Only lines holding the string "this" are wanted; copy each one from the material.

**MATERIAL SHOWN:**

● ● ●

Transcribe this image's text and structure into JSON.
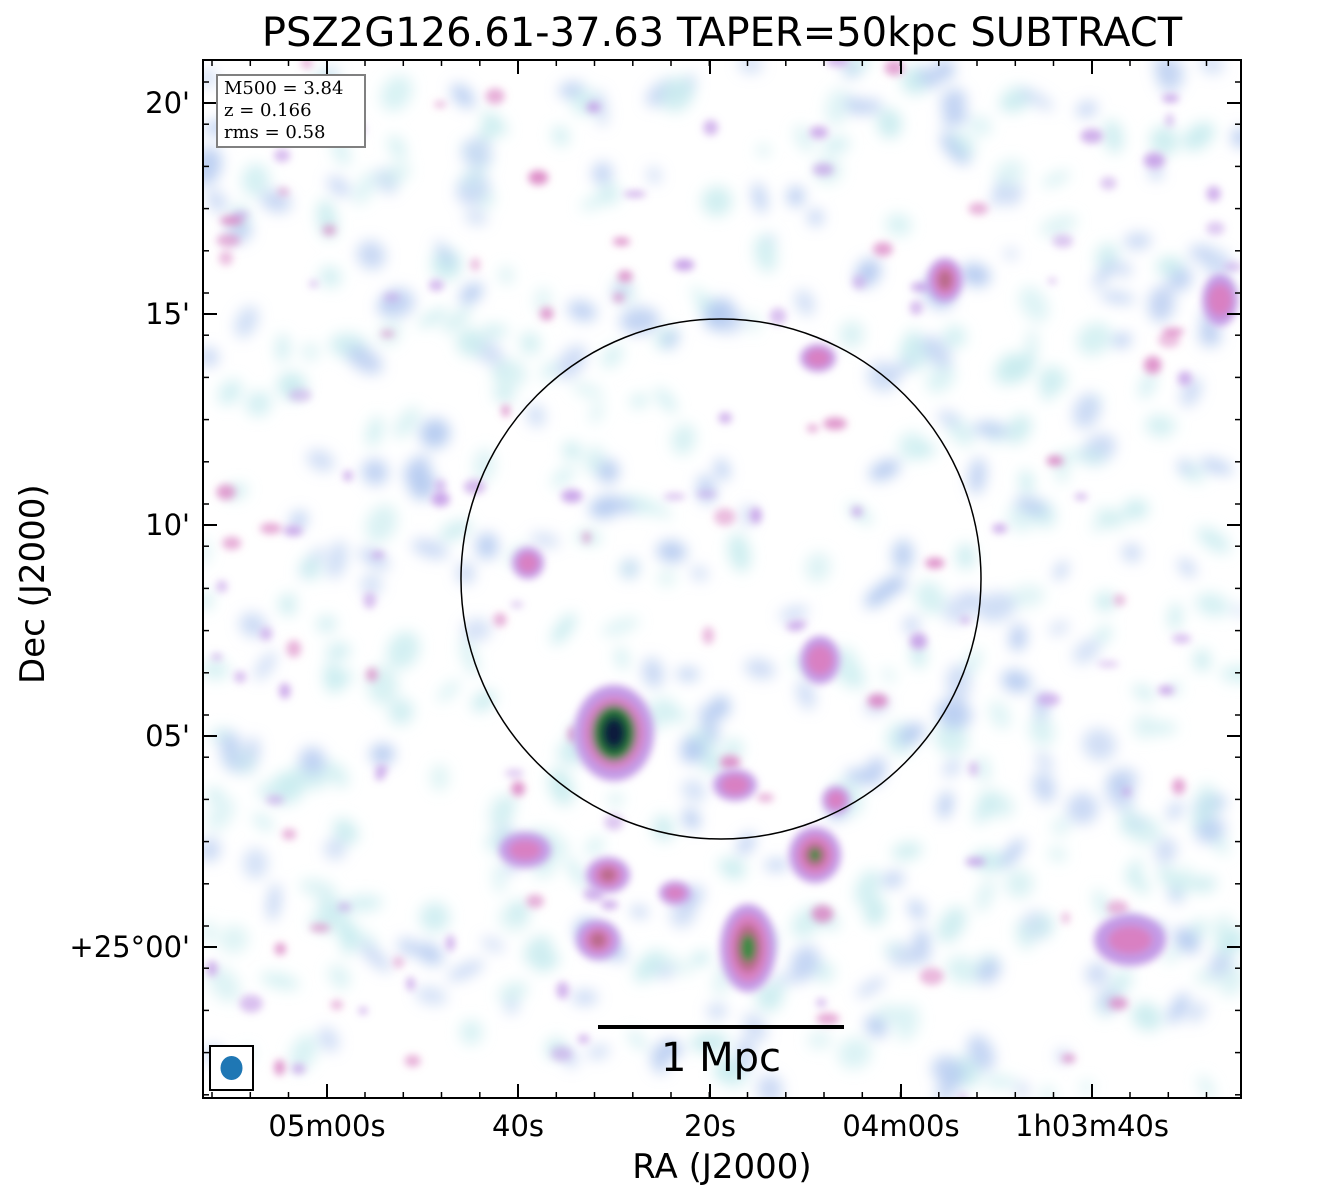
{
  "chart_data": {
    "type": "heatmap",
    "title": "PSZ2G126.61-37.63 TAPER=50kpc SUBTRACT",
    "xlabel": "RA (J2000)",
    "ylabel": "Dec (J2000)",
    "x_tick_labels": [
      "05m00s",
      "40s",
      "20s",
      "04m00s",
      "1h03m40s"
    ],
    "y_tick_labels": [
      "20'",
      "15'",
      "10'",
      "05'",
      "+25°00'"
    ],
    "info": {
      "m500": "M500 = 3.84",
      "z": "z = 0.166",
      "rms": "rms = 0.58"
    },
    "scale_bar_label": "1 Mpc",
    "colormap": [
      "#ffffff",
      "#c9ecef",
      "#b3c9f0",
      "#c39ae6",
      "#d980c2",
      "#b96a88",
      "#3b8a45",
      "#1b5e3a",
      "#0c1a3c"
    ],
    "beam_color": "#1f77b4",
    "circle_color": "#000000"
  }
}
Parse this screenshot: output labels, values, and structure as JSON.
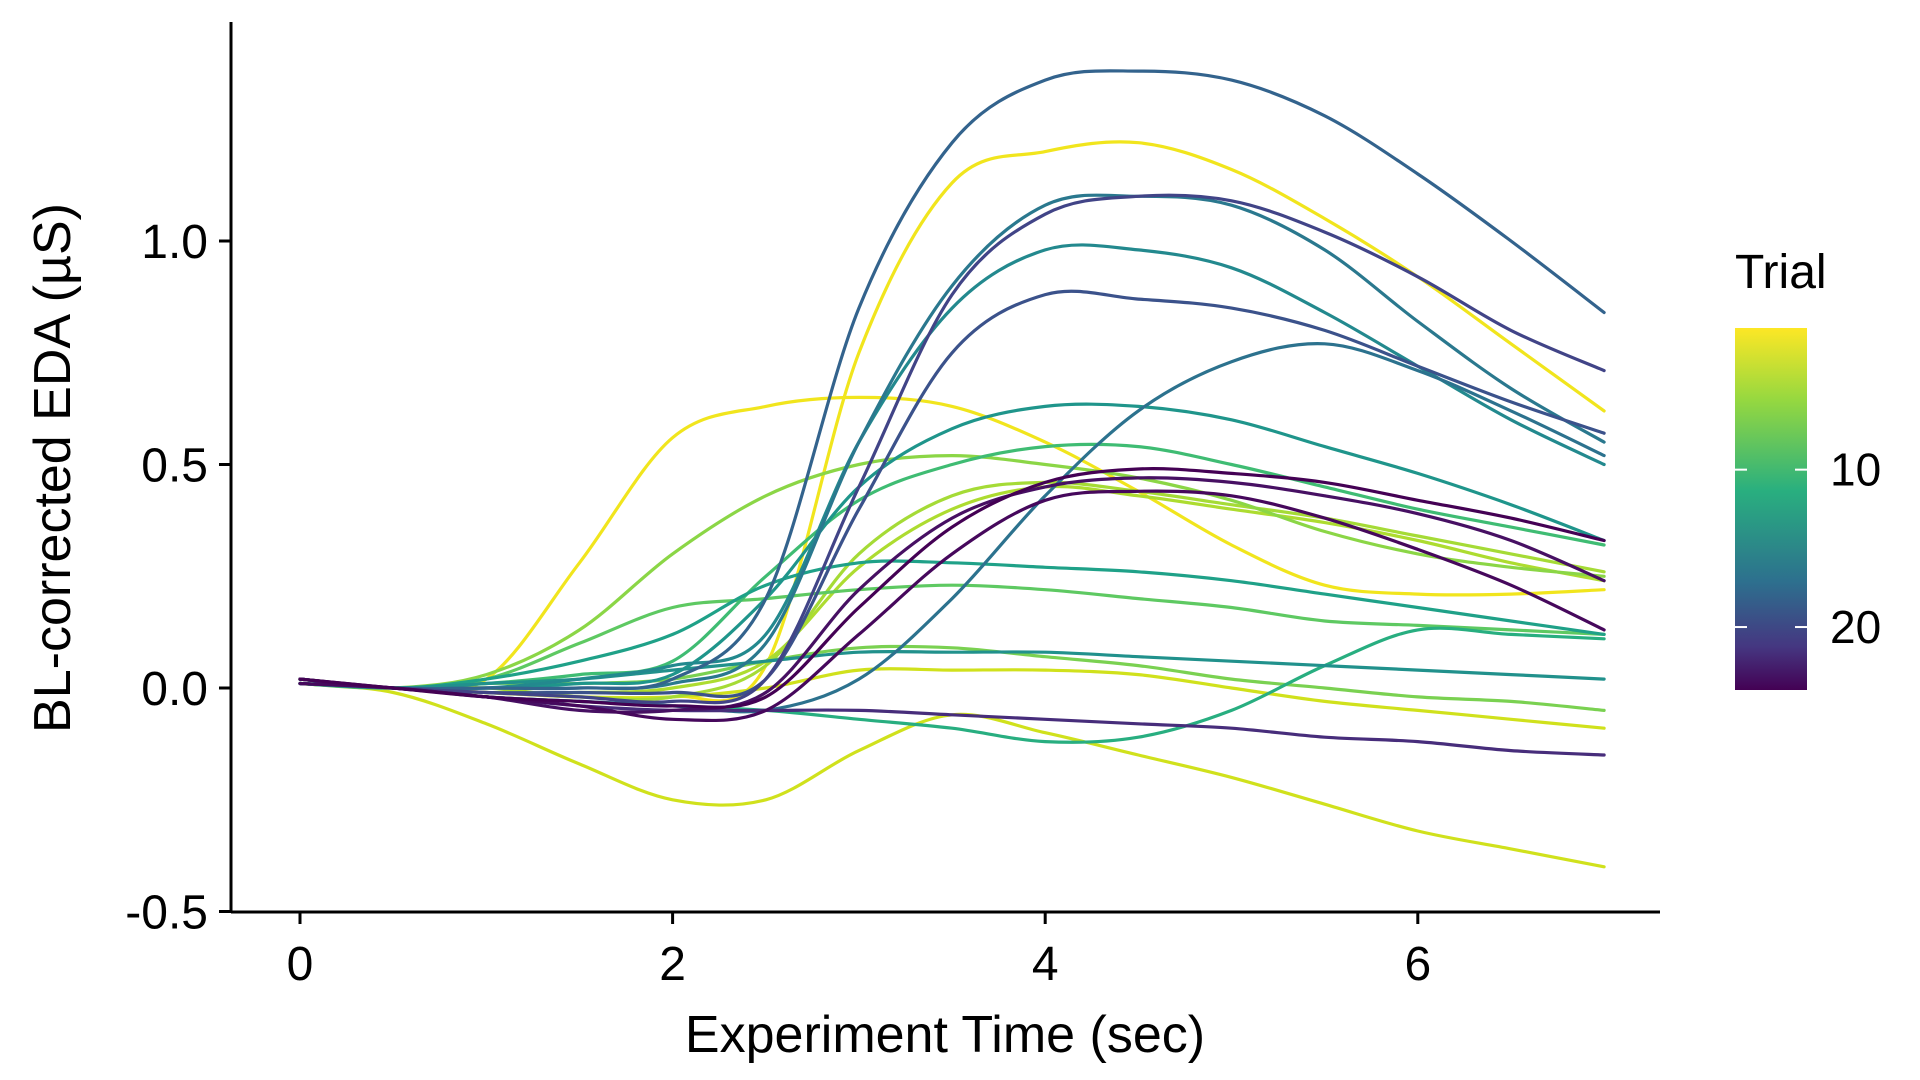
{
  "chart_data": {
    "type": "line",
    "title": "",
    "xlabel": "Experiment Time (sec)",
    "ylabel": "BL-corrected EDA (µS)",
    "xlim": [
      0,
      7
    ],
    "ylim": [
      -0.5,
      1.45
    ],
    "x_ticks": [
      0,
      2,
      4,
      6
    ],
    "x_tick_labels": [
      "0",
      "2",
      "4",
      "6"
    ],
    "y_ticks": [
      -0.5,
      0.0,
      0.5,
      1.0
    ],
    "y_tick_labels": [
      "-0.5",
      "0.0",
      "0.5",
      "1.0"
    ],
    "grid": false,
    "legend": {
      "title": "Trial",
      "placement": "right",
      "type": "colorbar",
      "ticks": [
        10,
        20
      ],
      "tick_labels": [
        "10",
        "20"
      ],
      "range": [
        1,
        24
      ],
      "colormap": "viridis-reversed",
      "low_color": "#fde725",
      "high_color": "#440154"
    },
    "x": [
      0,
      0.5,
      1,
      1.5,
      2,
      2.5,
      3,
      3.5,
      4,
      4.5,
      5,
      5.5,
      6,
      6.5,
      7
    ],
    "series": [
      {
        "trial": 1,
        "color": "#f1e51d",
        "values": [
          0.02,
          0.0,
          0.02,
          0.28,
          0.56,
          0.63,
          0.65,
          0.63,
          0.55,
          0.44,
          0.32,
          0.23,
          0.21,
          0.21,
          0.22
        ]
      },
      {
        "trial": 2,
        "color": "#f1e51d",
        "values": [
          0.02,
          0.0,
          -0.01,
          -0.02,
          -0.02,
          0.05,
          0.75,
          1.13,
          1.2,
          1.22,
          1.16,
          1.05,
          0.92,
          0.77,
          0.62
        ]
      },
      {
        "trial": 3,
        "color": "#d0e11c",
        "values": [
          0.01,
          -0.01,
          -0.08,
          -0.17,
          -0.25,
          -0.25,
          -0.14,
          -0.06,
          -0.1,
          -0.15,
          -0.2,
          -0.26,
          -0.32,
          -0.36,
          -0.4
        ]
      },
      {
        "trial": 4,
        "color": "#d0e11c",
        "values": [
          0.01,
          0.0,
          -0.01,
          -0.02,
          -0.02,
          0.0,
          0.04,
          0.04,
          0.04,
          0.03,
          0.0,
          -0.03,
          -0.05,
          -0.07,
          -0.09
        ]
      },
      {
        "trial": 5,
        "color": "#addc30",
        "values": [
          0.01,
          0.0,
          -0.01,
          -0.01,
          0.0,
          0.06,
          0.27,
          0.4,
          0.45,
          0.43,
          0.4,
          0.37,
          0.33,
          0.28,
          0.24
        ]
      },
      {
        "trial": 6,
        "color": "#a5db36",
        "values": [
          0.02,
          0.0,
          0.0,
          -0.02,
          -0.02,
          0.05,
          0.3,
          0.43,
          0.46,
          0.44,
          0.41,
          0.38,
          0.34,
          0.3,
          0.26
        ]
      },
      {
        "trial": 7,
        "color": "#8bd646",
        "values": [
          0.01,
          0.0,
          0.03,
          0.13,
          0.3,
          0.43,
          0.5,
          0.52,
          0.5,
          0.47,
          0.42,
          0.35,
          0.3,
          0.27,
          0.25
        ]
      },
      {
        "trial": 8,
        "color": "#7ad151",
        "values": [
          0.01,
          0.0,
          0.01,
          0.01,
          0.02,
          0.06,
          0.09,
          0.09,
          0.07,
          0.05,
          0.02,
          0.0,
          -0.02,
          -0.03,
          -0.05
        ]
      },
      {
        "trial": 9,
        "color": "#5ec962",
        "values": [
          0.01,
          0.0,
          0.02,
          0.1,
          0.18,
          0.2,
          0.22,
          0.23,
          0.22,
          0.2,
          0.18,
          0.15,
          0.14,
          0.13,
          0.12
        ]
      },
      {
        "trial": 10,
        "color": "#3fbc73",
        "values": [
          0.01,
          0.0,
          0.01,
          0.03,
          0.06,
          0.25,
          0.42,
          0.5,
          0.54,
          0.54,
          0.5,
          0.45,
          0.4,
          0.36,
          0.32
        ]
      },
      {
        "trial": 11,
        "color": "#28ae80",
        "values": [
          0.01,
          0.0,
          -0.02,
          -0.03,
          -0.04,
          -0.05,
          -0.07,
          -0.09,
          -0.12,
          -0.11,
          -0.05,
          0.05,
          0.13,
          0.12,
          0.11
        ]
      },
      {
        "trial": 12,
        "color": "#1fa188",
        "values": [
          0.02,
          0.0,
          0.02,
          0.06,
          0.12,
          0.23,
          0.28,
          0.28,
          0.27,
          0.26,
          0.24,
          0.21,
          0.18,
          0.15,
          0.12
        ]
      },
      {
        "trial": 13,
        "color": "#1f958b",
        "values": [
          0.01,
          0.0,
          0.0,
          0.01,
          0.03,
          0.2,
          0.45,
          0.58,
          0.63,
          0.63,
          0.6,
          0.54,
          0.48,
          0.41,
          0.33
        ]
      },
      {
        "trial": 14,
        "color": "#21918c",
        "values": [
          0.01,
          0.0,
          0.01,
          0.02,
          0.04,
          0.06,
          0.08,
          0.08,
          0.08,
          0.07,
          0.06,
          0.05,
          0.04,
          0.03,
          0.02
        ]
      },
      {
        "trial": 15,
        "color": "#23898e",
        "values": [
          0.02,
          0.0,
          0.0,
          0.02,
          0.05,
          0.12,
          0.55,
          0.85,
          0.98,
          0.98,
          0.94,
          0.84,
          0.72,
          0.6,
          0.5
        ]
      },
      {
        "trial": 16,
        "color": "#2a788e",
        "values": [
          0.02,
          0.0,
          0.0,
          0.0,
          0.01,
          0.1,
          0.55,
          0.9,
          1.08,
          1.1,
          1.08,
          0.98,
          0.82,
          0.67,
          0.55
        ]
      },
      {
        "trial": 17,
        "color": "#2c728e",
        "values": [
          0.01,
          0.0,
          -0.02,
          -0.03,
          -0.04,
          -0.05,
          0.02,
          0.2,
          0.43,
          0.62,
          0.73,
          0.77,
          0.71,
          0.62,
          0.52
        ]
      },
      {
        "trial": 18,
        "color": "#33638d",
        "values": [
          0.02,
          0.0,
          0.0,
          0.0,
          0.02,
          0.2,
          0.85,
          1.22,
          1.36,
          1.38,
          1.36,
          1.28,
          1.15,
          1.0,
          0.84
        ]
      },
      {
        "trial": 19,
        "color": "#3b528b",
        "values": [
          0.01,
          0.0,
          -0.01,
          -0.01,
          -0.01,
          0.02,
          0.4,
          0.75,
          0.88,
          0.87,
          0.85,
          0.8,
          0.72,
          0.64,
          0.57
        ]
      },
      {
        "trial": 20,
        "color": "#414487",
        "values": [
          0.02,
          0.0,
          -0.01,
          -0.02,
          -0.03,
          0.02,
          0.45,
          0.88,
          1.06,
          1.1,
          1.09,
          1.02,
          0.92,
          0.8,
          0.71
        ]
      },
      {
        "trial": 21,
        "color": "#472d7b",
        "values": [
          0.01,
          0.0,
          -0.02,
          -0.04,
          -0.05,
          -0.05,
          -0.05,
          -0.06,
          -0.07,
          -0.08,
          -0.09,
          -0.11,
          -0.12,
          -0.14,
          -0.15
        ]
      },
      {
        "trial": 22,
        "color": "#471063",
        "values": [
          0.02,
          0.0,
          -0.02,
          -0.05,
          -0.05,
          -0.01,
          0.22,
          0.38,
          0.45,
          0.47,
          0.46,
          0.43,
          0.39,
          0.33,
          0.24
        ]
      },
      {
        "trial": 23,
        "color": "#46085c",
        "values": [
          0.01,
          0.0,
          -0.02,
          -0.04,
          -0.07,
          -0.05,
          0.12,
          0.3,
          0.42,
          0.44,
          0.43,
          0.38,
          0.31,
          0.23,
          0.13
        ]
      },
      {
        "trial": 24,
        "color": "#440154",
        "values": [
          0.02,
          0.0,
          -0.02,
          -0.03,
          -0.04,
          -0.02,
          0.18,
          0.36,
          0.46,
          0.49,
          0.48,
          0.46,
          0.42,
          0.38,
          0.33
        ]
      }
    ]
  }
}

● ● ●

**RESPONSE TO THE TASK:**
Transcribe this image's text and structure into JSON.
Parse this screenshot: output labels, values, and structure as JSON.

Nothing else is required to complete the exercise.